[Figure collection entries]
☆ ☆ ☆ ☆ ☆

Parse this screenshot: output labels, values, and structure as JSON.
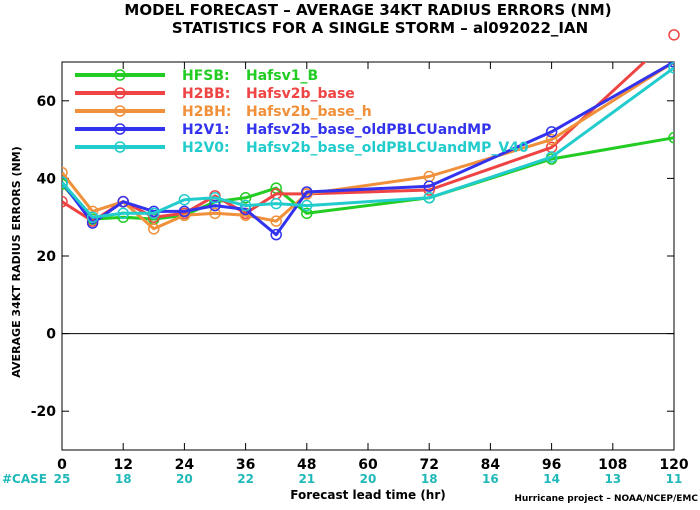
{
  "chart_data": {
    "type": "line",
    "title": "MODEL FORECAST – AVERAGE 34KT RADIUS ERRORS (NM)",
    "subtitle": "STATISTICS FOR A SINGLE STORM – al092022_IAN",
    "xlabel": "Forecast lead time (hr)",
    "ylabel": "AVERAGE 34KT RADIUS ERRORS (NM)",
    "footer": "Hurricane project – NOAA/NCEP/EMC",
    "xlim": [
      0,
      120
    ],
    "ylim": [
      -30,
      70
    ],
    "xticks": [
      0,
      12,
      24,
      36,
      48,
      60,
      72,
      84,
      96,
      108,
      120
    ],
    "yticks": [
      -20,
      0,
      20,
      40,
      60
    ],
    "grid": false,
    "legend_position": "top-left",
    "cases_label": "#CASE",
    "cases": [
      {
        "x": 0,
        "n": "25"
      },
      {
        "x": 12,
        "n": "18"
      },
      {
        "x": 24,
        "n": "20"
      },
      {
        "x": 36,
        "n": "22"
      },
      {
        "x": 48,
        "n": "21"
      },
      {
        "x": 60,
        "n": "20"
      },
      {
        "x": 72,
        "n": "18"
      },
      {
        "x": 84,
        "n": "16"
      },
      {
        "x": 96,
        "n": "14"
      },
      {
        "x": 108,
        "n": "13"
      },
      {
        "x": 120,
        "n": "11"
      }
    ],
    "series": [
      {
        "name": "HFSB: Hafsv1_B",
        "code": "HFSB:",
        "desc": "Hafsv1_B",
        "color": "#22cc22",
        "points": [
          [
            0,
            38.5
          ],
          [
            6,
            29.5
          ],
          [
            12,
            30
          ],
          [
            18,
            29.5
          ],
          [
            24,
            30.5
          ],
          [
            30,
            34
          ],
          [
            36,
            35
          ],
          [
            42,
            37.5
          ],
          [
            48,
            31
          ],
          [
            72,
            35
          ],
          [
            96,
            45
          ],
          [
            120,
            50.5
          ]
        ]
      },
      {
        "name": "H2BB: Hafsv2b_base",
        "code": "H2BB:",
        "desc": "Hafsv2b_base",
        "color": "#ee4444",
        "points": [
          [
            0,
            34
          ],
          [
            6,
            29
          ],
          [
            12,
            34
          ],
          [
            18,
            30
          ],
          [
            24,
            31
          ],
          [
            30,
            35.5
          ],
          [
            36,
            31
          ],
          [
            42,
            36
          ],
          [
            48,
            36
          ],
          [
            72,
            37
          ],
          [
            96,
            48
          ],
          [
            120,
            77
          ]
        ]
      },
      {
        "name": "H2BH: Hafsv2b_base_h",
        "code": "H2BH:",
        "desc": "Hafsv2b_base_h",
        "color": "#f0903a",
        "points": [
          [
            0,
            41.5
          ],
          [
            6,
            31.5
          ],
          [
            12,
            34
          ],
          [
            18,
            27
          ],
          [
            24,
            30.5
          ],
          [
            30,
            31
          ],
          [
            36,
            30.5
          ],
          [
            42,
            29
          ],
          [
            48,
            36
          ],
          [
            72,
            40.5
          ],
          [
            96,
            50
          ],
          [
            120,
            70
          ]
        ]
      },
      {
        "name": "H2V1: Hafsv2b_base_oldPBLCUandMP",
        "code": "H2V1:",
        "desc": "Hafsv2b_base_oldPBLCUandMP",
        "color": "#3333ee",
        "points": [
          [
            0,
            39
          ],
          [
            6,
            28.5
          ],
          [
            12,
            34
          ],
          [
            18,
            31.5
          ],
          [
            24,
            31.5
          ],
          [
            30,
            33
          ],
          [
            36,
            32
          ],
          [
            42,
            25.5
          ],
          [
            48,
            36.5
          ],
          [
            72,
            38
          ],
          [
            96,
            52
          ],
          [
            120,
            70
          ]
        ]
      },
      {
        "name": "H2V0: Hafsv2b_base_oldPBLCUandMP_V40",
        "code": "H2V0:",
        "desc": "Hafsv2b_base_oldPBLCUandMP_V40",
        "color": "#22cccc",
        "points": [
          [
            0,
            39
          ],
          [
            6,
            30
          ],
          [
            12,
            31
          ],
          [
            18,
            31
          ],
          [
            24,
            34.5
          ],
          [
            30,
            35
          ],
          [
            36,
            33
          ],
          [
            42,
            33.5
          ],
          [
            48,
            33
          ],
          [
            72,
            35
          ],
          [
            96,
            45.5
          ],
          [
            120,
            68.5
          ]
        ]
      }
    ]
  }
}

☆ ☆ ☆ ☆ ☆

◆ **Given request**
Repeat the preceding records precisely, and leave every picture out of the copy.

◆ **Task output**
Parse this screenshot: output labels, values, and structure as JSON.
{
  "chart_data": {
    "type": "line",
    "title": "MODEL FORECAST – AVERAGE 34KT RADIUS ERRORS (NM)",
    "subtitle": "STATISTICS FOR A SINGLE STORM – al092022_IAN",
    "xlabel": "Forecast lead time (hr)",
    "ylabel": "AVERAGE 34KT RADIUS ERRORS (NM)",
    "footer": "Hurricane project – NOAA/NCEP/EMC",
    "xlim": [
      0,
      120
    ],
    "ylim": [
      -30,
      70
    ],
    "xticks": [
      0,
      12,
      24,
      36,
      48,
      60,
      72,
      84,
      96,
      108,
      120
    ],
    "yticks": [
      -20,
      0,
      20,
      40,
      60
    ],
    "grid": false,
    "legend_position": "top-left",
    "cases_label": "#CASE",
    "cases": [
      {
        "x": 0,
        "n": "25"
      },
      {
        "x": 12,
        "n": "18"
      },
      {
        "x": 24,
        "n": "20"
      },
      {
        "x": 36,
        "n": "22"
      },
      {
        "x": 48,
        "n": "21"
      },
      {
        "x": 60,
        "n": "20"
      },
      {
        "x": 72,
        "n": "18"
      },
      {
        "x": 84,
        "n": "16"
      },
      {
        "x": 96,
        "n": "14"
      },
      {
        "x": 108,
        "n": "13"
      },
      {
        "x": 120,
        "n": "11"
      }
    ],
    "series": [
      {
        "name": "HFSB: Hafsv1_B",
        "code": "HFSB:",
        "desc": "Hafsv1_B",
        "color": "#22cc22",
        "points": [
          [
            0,
            38.5
          ],
          [
            6,
            29.5
          ],
          [
            12,
            30
          ],
          [
            18,
            29.5
          ],
          [
            24,
            30.5
          ],
          [
            30,
            34
          ],
          [
            36,
            35
          ],
          [
            42,
            37.5
          ],
          [
            48,
            31
          ],
          [
            72,
            35
          ],
          [
            96,
            45
          ],
          [
            120,
            50.5
          ]
        ]
      },
      {
        "name": "H2BB: Hafsv2b_base",
        "code": "H2BB:",
        "desc": "Hafsv2b_base",
        "color": "#ee4444",
        "points": [
          [
            0,
            34
          ],
          [
            6,
            29
          ],
          [
            12,
            34
          ],
          [
            18,
            30
          ],
          [
            24,
            31
          ],
          [
            30,
            35.5
          ],
          [
            36,
            31
          ],
          [
            42,
            36
          ],
          [
            48,
            36
          ],
          [
            72,
            37
          ],
          [
            96,
            48
          ],
          [
            120,
            77
          ]
        ]
      },
      {
        "name": "H2BH: Hafsv2b_base_h",
        "code": "H2BH:",
        "desc": "Hafsv2b_base_h",
        "color": "#f0903a",
        "points": [
          [
            0,
            41.5
          ],
          [
            6,
            31.5
          ],
          [
            12,
            34
          ],
          [
            18,
            27
          ],
          [
            24,
            30.5
          ],
          [
            30,
            31
          ],
          [
            36,
            30.5
          ],
          [
            42,
            29
          ],
          [
            48,
            36
          ],
          [
            72,
            40.5
          ],
          [
            96,
            50
          ],
          [
            120,
            70
          ]
        ]
      },
      {
        "name": "H2V1: Hafsv2b_base_oldPBLCUandMP",
        "code": "H2V1:",
        "desc": "Hafsv2b_base_oldPBLCUandMP",
        "color": "#3333ee",
        "points": [
          [
            0,
            39
          ],
          [
            6,
            28.5
          ],
          [
            12,
            34
          ],
          [
            18,
            31.5
          ],
          [
            24,
            31.5
          ],
          [
            30,
            33
          ],
          [
            36,
            32
          ],
          [
            42,
            25.5
          ],
          [
            48,
            36.5
          ],
          [
            72,
            38
          ],
          [
            96,
            52
          ],
          [
            120,
            70
          ]
        ]
      },
      {
        "name": "H2V0: Hafsv2b_base_oldPBLCUandMP_V40",
        "code": "H2V0:",
        "desc": "Hafsv2b_base_oldPBLCUandMP_V40",
        "color": "#22cccc",
        "points": [
          [
            0,
            39
          ],
          [
            6,
            30
          ],
          [
            12,
            31
          ],
          [
            18,
            31
          ],
          [
            24,
            34.5
          ],
          [
            30,
            35
          ],
          [
            36,
            33
          ],
          [
            42,
            33.5
          ],
          [
            48,
            33
          ],
          [
            72,
            35
          ],
          [
            96,
            45.5
          ],
          [
            120,
            68.5
          ]
        ]
      }
    ]
  }
}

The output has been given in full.